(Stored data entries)

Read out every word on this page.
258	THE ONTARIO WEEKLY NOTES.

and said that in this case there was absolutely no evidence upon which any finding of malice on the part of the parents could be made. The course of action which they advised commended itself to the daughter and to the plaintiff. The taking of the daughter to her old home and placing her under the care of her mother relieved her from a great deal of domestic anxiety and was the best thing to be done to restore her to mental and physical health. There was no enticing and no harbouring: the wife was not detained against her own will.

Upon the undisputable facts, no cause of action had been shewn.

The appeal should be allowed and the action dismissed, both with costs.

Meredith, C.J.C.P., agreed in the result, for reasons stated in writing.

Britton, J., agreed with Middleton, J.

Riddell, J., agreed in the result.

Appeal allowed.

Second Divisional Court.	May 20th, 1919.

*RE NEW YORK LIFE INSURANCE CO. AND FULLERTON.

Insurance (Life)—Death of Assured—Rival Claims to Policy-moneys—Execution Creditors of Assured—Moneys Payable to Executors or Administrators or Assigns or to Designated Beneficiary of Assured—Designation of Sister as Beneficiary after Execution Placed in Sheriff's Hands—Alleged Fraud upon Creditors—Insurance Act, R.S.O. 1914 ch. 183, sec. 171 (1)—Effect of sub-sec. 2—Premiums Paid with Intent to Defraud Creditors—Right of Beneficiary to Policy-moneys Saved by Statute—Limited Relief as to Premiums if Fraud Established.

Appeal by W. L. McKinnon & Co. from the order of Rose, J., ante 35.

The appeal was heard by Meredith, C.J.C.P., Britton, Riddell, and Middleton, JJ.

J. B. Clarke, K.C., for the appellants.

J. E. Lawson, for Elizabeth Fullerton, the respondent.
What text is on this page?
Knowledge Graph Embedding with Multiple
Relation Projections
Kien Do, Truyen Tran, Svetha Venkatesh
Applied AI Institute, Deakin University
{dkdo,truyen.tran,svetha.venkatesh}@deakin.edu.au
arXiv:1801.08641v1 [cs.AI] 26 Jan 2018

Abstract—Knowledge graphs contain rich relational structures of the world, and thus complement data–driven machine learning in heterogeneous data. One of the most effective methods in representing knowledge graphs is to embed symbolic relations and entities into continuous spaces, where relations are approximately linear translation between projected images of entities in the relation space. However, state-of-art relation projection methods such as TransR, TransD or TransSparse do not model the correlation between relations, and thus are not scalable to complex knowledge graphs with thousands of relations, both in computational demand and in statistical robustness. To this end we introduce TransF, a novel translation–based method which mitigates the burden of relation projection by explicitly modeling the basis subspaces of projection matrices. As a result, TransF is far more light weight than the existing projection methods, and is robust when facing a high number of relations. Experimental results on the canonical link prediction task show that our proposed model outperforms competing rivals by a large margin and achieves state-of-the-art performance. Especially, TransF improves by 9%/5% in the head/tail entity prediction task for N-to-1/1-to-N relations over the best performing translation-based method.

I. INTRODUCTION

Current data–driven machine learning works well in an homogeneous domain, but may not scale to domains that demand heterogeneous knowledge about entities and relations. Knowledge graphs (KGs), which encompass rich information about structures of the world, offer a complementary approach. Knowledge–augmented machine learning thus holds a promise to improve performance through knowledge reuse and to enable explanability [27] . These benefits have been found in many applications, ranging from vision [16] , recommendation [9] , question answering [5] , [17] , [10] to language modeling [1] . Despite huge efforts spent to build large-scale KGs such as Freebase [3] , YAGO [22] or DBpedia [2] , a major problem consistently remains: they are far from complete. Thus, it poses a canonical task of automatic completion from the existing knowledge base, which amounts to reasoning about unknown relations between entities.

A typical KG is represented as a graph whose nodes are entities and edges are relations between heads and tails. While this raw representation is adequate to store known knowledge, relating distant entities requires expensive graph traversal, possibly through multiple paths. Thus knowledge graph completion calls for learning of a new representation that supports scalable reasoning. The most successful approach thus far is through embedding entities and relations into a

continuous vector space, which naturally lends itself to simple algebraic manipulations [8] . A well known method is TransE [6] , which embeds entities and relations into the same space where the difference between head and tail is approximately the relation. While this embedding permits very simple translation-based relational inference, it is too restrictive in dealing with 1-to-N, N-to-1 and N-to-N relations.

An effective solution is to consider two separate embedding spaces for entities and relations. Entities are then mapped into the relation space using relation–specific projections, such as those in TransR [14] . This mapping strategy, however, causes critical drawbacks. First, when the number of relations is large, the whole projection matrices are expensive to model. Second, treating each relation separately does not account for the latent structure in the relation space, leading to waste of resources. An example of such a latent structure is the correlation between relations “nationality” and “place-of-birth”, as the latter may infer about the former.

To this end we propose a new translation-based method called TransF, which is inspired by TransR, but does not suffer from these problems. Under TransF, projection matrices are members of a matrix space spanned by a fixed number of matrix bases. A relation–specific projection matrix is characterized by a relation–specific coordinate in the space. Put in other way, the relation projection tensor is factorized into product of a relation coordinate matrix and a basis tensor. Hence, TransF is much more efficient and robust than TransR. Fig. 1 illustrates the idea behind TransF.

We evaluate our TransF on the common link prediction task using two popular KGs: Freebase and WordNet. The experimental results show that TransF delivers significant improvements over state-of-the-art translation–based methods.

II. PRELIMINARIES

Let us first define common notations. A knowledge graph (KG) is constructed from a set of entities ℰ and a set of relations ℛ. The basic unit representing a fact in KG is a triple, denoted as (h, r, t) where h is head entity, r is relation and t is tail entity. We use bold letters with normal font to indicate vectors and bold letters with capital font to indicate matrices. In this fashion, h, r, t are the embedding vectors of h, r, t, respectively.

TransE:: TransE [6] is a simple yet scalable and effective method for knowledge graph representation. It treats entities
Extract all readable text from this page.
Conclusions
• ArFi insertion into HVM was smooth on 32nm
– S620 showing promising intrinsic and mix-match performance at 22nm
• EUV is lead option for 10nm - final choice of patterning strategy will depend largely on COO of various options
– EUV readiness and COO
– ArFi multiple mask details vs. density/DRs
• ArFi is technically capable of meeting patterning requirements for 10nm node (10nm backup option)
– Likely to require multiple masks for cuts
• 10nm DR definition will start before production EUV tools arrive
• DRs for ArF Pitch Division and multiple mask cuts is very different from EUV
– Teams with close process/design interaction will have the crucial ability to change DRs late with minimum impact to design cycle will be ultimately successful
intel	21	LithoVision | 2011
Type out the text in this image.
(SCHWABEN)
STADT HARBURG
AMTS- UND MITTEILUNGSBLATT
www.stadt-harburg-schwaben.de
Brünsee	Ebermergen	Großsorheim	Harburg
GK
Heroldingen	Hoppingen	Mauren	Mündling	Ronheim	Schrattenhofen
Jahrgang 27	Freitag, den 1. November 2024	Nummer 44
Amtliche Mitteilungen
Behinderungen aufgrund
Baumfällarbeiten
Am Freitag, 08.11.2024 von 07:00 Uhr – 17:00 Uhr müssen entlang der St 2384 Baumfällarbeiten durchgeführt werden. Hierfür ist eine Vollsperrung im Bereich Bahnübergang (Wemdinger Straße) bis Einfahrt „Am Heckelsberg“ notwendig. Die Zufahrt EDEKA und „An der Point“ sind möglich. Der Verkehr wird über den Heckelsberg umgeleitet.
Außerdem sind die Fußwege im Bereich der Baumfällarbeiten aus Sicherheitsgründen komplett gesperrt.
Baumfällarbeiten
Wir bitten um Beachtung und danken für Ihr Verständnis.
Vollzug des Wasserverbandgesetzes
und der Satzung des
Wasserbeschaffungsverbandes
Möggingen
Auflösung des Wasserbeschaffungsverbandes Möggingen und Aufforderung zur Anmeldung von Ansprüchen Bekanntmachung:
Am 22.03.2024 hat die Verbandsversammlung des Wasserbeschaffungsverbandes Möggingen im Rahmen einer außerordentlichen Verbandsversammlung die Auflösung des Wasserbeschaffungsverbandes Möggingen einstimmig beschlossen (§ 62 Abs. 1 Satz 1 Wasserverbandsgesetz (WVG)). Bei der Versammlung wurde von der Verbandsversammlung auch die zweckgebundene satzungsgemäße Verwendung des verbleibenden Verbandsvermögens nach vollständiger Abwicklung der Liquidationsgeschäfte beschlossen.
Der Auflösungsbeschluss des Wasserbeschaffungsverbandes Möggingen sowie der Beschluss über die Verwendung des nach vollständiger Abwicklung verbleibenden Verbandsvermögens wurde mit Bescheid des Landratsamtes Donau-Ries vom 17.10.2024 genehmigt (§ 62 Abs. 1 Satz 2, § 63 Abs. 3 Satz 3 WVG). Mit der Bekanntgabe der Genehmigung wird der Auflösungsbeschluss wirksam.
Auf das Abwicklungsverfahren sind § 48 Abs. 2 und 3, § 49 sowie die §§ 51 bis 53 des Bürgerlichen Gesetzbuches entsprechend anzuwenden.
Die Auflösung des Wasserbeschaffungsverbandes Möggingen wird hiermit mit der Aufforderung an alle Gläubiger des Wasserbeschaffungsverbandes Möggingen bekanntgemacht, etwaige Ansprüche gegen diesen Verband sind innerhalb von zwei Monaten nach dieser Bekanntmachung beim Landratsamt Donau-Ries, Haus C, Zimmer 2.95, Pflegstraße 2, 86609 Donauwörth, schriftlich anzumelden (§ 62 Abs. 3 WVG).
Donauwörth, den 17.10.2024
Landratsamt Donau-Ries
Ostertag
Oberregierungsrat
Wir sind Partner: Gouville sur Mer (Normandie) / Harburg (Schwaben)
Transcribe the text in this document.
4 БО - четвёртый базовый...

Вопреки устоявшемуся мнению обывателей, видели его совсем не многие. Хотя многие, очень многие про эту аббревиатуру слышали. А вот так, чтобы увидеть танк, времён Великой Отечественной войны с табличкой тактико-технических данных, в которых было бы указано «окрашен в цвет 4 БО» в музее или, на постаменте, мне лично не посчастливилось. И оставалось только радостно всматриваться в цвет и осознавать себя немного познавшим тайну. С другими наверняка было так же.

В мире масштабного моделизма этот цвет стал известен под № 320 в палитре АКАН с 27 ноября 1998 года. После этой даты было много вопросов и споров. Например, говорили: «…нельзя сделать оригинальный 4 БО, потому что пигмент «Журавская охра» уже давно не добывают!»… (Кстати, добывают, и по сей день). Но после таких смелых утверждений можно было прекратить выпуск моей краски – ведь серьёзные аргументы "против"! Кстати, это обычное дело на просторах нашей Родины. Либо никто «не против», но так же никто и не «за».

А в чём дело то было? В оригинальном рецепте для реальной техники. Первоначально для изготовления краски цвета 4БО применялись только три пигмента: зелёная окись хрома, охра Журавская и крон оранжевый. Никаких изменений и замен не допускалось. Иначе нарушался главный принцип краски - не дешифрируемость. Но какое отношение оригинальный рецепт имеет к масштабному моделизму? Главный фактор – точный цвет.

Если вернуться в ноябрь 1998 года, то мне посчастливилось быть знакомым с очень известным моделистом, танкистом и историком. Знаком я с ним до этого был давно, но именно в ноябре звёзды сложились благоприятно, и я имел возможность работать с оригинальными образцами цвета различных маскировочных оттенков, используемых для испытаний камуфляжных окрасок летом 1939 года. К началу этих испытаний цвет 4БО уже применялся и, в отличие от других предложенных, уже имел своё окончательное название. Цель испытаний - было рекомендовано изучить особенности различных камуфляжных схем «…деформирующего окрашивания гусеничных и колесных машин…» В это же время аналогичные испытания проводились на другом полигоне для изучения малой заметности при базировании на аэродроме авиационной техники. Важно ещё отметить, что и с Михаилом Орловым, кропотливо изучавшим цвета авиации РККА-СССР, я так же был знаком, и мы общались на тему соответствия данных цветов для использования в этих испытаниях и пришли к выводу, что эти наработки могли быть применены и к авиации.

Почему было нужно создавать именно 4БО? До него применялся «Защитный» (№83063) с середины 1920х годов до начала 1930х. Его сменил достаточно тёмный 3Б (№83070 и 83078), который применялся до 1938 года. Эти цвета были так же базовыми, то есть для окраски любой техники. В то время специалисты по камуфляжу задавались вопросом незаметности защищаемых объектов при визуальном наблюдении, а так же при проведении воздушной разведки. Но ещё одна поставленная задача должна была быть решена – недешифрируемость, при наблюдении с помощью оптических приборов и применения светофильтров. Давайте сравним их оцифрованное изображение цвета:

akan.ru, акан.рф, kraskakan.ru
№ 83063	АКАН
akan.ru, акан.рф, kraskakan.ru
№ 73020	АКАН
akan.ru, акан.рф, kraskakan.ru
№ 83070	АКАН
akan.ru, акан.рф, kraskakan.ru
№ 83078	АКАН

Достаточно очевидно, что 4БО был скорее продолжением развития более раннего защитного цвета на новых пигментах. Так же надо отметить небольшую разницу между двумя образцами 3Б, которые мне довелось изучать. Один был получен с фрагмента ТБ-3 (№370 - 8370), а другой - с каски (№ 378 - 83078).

◆ **Objective**
Give the count of lines in the records that contain "Bereich", and no other text.

◆ **Answer below**
2